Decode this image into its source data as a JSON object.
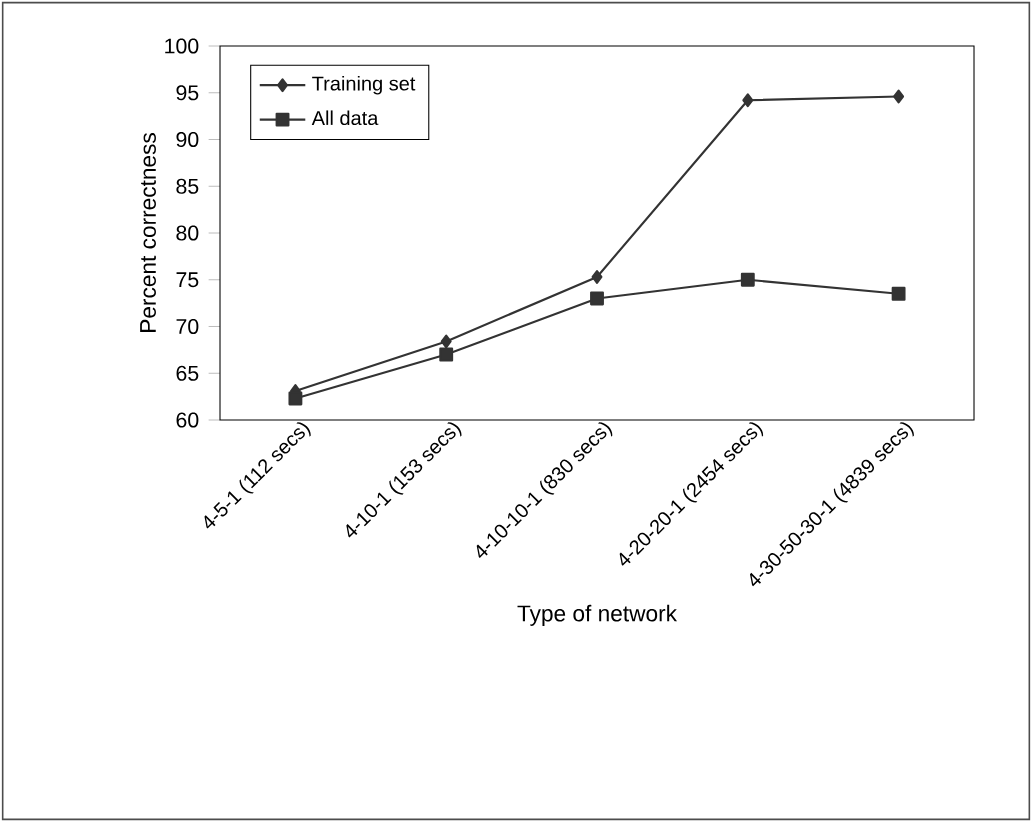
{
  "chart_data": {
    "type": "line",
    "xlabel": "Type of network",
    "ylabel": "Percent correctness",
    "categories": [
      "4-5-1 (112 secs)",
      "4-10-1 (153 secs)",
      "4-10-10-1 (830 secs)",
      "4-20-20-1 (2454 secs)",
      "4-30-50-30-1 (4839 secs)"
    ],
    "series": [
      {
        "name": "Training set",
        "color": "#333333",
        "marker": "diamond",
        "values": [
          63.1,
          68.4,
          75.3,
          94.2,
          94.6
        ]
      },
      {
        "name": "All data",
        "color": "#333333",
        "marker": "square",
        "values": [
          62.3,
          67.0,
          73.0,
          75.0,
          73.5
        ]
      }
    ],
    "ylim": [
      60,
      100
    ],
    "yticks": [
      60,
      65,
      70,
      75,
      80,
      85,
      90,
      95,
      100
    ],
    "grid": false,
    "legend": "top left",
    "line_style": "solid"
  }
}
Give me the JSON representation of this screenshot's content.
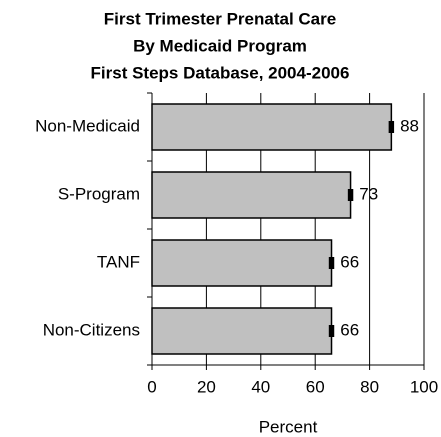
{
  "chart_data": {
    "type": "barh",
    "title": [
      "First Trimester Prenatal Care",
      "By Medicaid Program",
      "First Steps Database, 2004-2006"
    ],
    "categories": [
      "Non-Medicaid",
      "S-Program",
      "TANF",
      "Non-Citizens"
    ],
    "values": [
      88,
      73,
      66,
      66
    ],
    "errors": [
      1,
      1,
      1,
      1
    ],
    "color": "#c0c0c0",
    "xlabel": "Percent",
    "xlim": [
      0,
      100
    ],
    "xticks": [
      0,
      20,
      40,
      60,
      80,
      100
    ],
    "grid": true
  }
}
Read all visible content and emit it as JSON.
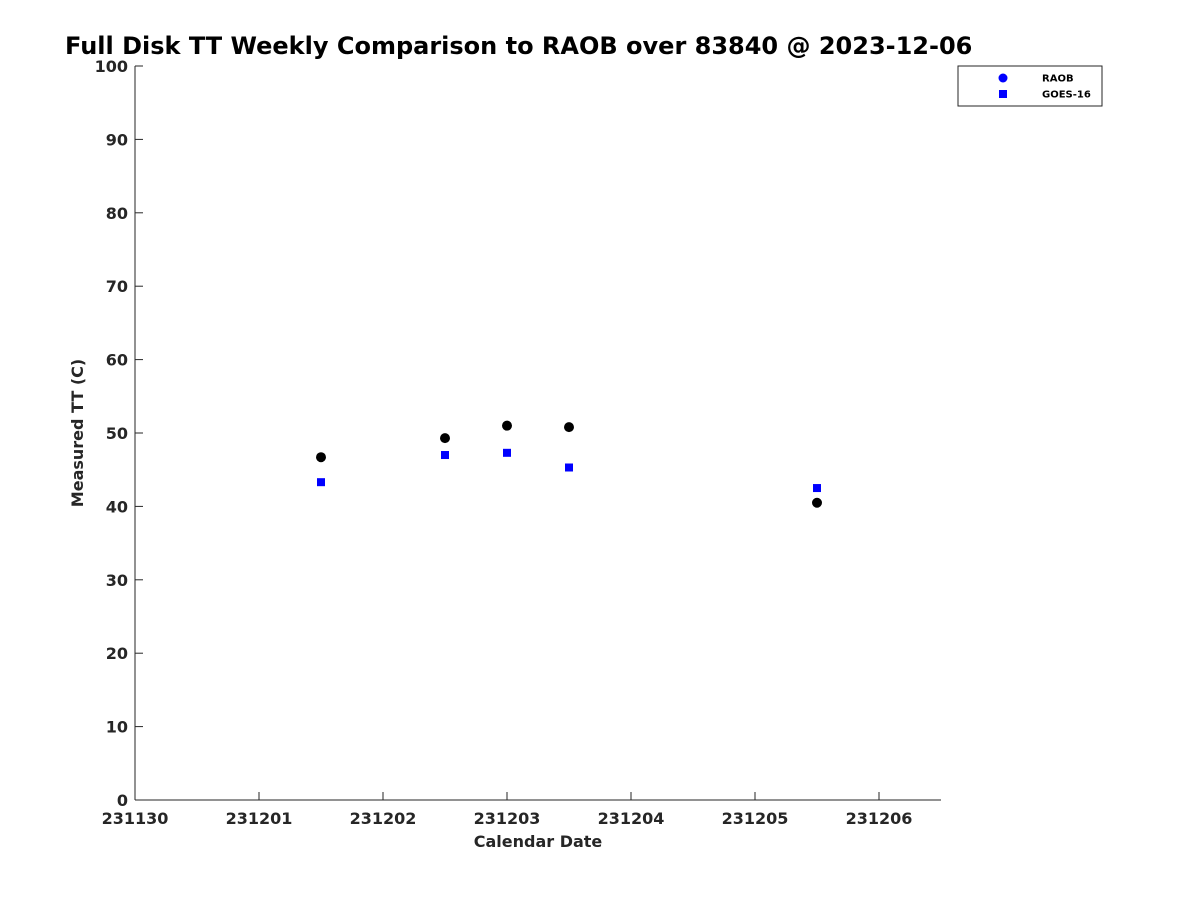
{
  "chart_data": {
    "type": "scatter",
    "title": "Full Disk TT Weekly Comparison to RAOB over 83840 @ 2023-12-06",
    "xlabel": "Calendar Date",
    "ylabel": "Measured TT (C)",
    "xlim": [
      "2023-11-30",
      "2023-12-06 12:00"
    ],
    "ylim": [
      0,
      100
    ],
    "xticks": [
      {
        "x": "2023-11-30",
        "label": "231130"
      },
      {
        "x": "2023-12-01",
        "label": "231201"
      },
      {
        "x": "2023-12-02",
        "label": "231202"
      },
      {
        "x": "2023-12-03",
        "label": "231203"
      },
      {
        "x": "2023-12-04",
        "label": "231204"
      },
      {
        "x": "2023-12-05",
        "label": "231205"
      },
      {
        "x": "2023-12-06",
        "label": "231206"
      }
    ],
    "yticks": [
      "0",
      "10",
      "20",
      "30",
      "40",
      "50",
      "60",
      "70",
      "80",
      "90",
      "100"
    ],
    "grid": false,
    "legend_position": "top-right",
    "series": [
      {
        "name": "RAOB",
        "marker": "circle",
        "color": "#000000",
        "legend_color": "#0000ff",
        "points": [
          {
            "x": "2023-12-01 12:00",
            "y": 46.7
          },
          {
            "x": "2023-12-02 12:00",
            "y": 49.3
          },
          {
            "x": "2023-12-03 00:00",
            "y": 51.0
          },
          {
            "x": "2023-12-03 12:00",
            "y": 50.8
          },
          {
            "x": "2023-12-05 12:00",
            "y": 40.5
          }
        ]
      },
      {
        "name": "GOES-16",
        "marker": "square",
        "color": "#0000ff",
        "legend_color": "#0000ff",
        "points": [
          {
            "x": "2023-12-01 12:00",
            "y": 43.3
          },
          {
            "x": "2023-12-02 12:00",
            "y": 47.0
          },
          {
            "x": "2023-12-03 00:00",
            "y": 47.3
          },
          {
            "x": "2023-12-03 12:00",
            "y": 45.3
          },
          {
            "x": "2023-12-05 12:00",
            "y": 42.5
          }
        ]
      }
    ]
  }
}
+++
**WHAT YOU HAVE TO DO:**
Copy in full each line that holds the word "First".

**EXPECTED OUTPUT:**
      "First Trimester Prenatal Care",
      "First Steps Database, 2004-2006"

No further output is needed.